● WHAT THIS TASK INVOLVES:
Only lines holding the string "finger" are wanted; copy each one from the material.

● DATASET CONTENT:
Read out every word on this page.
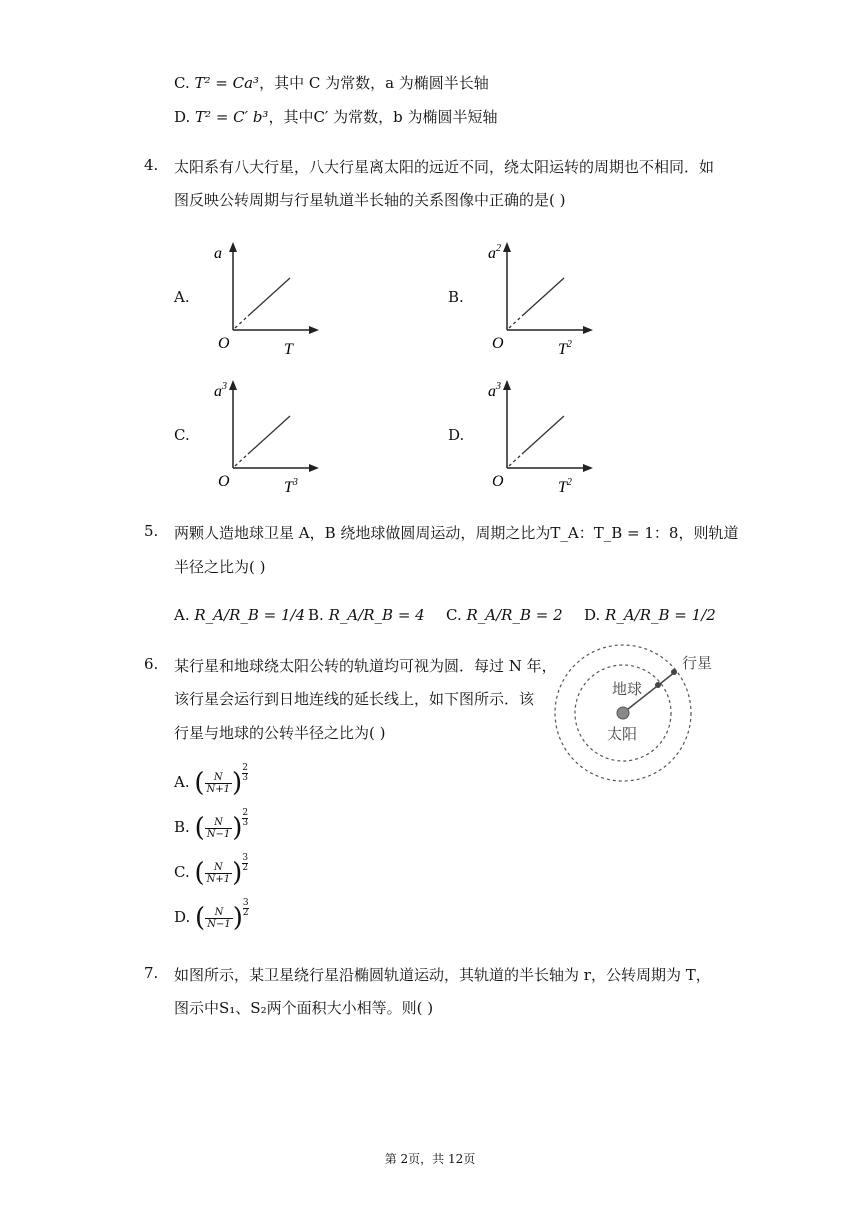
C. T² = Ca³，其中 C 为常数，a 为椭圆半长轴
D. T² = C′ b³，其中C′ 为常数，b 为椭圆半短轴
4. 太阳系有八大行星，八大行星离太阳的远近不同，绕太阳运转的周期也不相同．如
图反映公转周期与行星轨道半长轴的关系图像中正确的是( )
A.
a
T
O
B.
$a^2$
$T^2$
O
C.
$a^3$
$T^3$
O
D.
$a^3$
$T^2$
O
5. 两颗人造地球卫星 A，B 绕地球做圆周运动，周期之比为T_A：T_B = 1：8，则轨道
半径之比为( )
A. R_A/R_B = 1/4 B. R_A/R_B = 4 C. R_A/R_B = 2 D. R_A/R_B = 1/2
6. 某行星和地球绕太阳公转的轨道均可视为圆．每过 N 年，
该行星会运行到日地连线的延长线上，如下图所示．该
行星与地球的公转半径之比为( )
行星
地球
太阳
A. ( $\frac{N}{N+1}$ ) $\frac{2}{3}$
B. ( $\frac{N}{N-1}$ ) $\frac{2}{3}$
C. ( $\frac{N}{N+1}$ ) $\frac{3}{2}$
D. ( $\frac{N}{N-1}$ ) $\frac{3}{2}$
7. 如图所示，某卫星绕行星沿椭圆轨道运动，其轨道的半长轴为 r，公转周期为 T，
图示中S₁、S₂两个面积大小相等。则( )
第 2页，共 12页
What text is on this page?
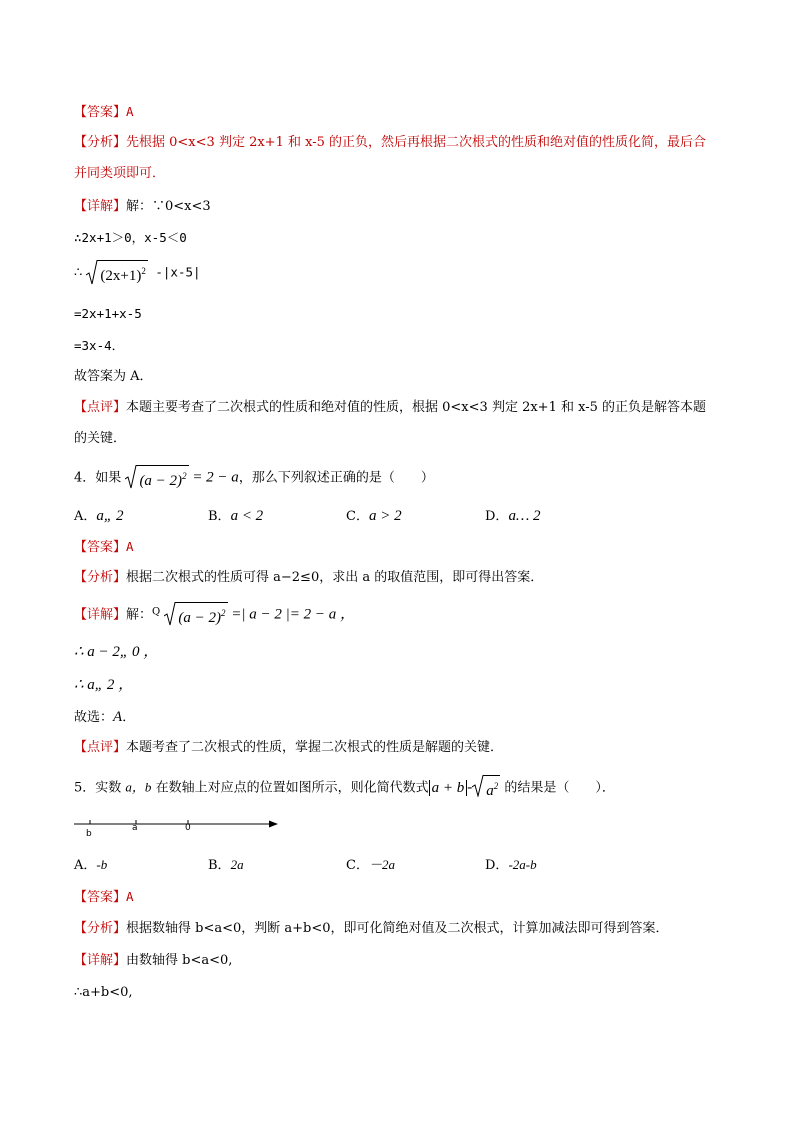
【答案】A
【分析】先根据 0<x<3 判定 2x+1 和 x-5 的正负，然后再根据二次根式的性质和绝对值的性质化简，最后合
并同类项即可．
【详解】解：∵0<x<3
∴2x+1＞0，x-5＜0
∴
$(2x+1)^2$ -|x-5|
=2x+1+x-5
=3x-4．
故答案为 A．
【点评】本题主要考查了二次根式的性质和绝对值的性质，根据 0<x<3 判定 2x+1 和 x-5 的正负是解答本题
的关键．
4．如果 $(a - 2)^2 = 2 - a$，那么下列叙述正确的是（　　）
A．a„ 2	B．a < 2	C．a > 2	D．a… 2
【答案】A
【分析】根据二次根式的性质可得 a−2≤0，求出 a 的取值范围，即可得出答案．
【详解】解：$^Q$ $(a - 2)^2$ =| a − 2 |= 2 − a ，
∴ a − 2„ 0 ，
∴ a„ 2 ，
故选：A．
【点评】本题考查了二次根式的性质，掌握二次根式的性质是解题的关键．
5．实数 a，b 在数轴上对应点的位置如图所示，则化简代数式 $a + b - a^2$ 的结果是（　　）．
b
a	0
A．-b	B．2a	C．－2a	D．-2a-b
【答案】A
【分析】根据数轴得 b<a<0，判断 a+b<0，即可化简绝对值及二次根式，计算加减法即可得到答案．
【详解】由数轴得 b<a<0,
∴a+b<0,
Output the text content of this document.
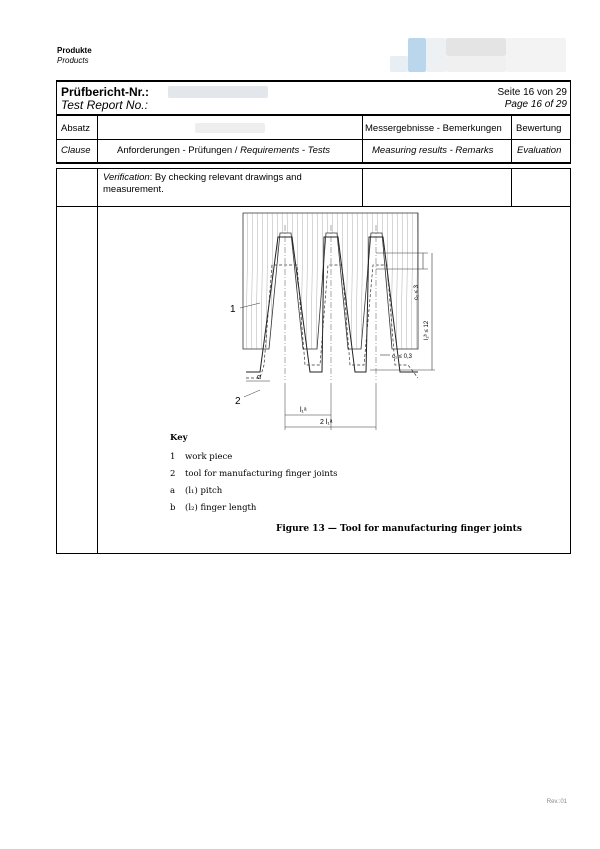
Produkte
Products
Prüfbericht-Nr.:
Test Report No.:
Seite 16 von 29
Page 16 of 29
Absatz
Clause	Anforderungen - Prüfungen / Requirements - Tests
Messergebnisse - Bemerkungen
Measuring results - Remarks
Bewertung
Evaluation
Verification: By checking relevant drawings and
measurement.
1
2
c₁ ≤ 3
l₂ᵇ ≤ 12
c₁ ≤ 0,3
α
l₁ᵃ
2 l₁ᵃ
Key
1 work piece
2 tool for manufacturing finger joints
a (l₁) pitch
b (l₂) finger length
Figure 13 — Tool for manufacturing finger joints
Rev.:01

● EXERCISE OUTPUT:
2 tool for manufacturing finger joints
b (l₂) finger length
Figure 13 — Tool for manufacturing finger joints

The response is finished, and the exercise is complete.